Records from a collection of figures
^^^^^^^^

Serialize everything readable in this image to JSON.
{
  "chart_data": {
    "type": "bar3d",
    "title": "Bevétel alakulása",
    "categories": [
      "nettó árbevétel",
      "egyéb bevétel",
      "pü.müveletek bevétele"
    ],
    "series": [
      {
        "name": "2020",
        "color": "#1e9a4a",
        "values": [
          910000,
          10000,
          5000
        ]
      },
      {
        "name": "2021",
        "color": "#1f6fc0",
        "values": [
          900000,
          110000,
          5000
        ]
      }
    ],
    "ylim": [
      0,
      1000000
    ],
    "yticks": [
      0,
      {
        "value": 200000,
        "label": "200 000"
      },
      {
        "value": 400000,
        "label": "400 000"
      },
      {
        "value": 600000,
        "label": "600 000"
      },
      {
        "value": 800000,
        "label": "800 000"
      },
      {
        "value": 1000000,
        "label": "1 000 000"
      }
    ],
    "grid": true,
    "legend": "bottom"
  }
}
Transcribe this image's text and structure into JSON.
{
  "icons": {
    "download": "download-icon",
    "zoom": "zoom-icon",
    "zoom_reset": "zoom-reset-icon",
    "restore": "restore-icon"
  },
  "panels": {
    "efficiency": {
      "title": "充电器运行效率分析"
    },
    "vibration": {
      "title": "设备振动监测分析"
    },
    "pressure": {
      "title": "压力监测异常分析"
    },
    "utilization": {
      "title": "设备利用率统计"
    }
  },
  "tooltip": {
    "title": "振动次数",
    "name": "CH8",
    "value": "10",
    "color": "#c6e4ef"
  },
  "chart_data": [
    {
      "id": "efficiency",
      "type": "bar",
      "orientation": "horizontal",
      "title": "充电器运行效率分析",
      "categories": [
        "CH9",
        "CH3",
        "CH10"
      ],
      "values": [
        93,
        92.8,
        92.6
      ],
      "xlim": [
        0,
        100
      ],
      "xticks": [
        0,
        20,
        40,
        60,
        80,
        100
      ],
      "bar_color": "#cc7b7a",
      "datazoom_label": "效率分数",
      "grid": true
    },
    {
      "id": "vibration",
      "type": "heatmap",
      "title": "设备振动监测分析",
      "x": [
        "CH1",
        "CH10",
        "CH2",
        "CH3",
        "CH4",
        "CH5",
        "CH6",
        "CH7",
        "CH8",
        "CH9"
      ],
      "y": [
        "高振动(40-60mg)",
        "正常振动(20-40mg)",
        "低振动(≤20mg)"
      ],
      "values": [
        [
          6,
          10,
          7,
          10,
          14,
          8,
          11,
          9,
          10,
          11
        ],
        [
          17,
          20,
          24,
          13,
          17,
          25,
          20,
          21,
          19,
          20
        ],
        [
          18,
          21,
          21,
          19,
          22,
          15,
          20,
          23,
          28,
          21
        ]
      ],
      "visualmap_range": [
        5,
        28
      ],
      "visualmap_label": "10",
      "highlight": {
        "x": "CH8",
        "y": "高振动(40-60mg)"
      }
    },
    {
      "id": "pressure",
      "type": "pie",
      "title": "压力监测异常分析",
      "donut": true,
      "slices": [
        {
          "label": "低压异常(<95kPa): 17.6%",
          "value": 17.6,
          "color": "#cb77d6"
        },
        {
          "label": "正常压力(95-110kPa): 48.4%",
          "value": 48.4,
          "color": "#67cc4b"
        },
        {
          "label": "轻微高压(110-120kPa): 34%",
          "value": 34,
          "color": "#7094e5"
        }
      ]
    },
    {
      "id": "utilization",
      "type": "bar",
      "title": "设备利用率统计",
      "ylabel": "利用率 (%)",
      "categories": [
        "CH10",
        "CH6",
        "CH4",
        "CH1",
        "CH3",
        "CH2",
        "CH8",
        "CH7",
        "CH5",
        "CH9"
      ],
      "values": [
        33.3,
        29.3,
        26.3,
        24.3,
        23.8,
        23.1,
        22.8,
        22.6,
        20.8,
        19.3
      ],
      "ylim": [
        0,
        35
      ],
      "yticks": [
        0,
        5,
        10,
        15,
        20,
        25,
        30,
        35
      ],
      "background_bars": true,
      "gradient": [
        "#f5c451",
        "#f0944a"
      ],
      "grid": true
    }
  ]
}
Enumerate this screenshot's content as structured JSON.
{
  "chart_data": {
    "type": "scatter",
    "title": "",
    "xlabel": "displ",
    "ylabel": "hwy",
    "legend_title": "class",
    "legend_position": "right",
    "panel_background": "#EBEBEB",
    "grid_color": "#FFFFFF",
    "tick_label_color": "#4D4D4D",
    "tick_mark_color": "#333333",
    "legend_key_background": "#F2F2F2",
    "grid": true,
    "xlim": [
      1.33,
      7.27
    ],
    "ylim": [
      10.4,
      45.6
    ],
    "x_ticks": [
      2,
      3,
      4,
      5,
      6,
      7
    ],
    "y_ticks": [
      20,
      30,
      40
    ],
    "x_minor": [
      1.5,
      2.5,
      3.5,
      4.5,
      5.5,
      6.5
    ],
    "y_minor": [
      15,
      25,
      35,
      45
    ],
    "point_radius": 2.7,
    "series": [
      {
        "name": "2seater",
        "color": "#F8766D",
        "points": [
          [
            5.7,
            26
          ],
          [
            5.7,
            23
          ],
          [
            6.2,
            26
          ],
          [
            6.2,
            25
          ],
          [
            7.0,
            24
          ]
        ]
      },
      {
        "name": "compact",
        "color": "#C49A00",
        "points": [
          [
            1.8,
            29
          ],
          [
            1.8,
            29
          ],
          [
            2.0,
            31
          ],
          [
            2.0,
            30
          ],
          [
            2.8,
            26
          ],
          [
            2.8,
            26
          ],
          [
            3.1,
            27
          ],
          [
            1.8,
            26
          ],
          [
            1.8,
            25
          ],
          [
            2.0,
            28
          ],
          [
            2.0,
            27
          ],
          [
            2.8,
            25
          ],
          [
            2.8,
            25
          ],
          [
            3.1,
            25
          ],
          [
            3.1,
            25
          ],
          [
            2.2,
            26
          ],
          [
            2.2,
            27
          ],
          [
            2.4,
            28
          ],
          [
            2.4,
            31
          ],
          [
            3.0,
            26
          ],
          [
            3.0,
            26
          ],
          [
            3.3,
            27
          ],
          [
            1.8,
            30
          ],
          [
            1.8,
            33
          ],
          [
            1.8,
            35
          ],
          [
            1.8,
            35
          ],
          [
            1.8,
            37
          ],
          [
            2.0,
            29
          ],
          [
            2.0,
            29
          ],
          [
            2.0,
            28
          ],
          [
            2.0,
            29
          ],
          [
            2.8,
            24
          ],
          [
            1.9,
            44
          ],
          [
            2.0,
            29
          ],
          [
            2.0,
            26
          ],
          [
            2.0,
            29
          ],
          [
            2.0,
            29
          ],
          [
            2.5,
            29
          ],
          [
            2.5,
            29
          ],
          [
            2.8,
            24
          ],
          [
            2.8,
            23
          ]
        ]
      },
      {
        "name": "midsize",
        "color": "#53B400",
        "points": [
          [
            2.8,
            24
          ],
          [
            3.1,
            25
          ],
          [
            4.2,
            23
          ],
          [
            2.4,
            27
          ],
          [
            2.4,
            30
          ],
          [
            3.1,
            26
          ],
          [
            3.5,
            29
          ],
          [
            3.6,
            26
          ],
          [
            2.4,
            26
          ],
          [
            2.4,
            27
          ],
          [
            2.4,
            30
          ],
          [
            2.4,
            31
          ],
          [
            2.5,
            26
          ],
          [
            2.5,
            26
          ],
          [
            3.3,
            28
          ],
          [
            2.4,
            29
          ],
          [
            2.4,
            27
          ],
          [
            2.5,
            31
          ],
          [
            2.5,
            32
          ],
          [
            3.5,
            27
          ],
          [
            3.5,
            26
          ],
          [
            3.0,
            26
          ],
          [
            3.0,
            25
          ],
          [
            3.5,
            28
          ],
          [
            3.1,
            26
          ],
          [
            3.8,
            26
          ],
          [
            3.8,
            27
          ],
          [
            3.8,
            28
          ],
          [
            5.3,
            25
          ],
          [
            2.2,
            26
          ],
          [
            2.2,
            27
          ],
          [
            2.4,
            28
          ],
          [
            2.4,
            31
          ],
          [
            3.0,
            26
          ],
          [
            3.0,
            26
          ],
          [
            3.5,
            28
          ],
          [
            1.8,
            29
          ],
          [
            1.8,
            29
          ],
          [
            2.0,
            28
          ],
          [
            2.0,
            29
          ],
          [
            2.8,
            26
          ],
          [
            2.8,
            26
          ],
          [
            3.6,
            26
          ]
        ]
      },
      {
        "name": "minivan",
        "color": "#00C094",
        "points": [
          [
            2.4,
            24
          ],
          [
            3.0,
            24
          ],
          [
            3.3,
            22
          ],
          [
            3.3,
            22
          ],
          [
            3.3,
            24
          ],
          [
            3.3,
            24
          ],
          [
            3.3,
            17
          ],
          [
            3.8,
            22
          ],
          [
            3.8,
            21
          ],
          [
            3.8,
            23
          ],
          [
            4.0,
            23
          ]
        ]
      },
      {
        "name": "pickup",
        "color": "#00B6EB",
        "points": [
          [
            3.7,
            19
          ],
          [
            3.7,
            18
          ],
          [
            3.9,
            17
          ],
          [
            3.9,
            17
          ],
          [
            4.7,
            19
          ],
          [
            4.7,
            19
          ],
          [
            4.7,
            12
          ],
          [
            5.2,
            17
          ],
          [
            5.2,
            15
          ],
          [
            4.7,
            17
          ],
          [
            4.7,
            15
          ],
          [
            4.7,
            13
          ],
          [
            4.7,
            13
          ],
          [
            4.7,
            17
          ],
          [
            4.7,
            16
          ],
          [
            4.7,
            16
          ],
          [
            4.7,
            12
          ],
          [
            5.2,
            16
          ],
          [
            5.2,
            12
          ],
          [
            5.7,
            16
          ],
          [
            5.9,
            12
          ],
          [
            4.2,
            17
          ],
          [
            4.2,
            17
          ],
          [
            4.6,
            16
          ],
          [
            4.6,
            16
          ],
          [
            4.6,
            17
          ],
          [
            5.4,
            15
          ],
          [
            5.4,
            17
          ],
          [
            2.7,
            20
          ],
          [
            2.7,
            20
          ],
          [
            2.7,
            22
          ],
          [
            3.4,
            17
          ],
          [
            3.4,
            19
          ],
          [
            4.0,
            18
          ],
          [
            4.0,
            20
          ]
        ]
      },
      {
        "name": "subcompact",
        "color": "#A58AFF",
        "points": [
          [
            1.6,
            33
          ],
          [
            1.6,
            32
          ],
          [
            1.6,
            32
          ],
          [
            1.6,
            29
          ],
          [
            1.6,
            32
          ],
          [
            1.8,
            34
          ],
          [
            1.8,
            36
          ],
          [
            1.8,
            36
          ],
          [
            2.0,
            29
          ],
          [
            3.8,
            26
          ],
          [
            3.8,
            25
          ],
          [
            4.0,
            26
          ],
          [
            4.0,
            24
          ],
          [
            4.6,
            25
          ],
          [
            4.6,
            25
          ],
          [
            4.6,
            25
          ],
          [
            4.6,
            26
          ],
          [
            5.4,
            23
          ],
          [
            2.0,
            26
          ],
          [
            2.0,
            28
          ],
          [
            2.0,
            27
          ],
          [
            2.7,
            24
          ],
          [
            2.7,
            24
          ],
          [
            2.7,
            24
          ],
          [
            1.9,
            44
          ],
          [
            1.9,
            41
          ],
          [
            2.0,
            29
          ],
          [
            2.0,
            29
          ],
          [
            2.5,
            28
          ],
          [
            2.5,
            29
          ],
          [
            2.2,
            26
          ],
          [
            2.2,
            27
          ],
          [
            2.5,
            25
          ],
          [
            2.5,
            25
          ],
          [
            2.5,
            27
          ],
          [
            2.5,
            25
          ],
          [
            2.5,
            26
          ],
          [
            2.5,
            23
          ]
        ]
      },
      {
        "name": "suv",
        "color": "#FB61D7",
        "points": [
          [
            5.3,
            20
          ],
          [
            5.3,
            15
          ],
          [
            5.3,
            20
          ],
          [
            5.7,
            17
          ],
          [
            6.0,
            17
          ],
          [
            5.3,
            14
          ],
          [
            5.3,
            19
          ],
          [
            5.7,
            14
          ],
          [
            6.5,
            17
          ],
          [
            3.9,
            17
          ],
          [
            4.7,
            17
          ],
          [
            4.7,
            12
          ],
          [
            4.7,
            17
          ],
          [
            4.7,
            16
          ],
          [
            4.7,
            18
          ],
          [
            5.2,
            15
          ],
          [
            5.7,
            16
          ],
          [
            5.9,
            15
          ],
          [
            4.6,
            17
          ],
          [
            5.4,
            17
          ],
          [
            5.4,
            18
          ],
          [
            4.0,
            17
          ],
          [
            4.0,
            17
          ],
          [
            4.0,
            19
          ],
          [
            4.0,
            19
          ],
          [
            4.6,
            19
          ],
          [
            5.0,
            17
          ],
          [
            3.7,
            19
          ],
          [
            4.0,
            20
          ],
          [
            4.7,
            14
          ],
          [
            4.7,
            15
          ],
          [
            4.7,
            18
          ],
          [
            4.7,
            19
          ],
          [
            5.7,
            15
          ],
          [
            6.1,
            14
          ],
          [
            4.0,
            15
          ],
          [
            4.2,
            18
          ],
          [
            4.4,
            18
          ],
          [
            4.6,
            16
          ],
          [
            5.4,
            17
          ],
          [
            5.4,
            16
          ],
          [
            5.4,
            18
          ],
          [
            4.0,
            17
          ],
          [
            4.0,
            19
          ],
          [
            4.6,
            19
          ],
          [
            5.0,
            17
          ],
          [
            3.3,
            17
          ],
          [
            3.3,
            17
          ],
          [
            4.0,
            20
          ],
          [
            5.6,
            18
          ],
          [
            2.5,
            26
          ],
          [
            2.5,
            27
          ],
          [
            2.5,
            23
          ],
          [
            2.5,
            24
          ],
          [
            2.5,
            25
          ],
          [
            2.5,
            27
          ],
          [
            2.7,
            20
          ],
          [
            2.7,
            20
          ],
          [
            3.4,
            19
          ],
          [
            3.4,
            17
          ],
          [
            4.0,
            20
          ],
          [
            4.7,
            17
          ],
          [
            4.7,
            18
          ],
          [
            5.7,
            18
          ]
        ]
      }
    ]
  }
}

^^^^^^^^

▶ Goal:
Each line holding "image" must be found and copied.

▶ Result of this task:
Serialize everything readable in this image to JSON.
Transcribe this image's text and structure into JSON.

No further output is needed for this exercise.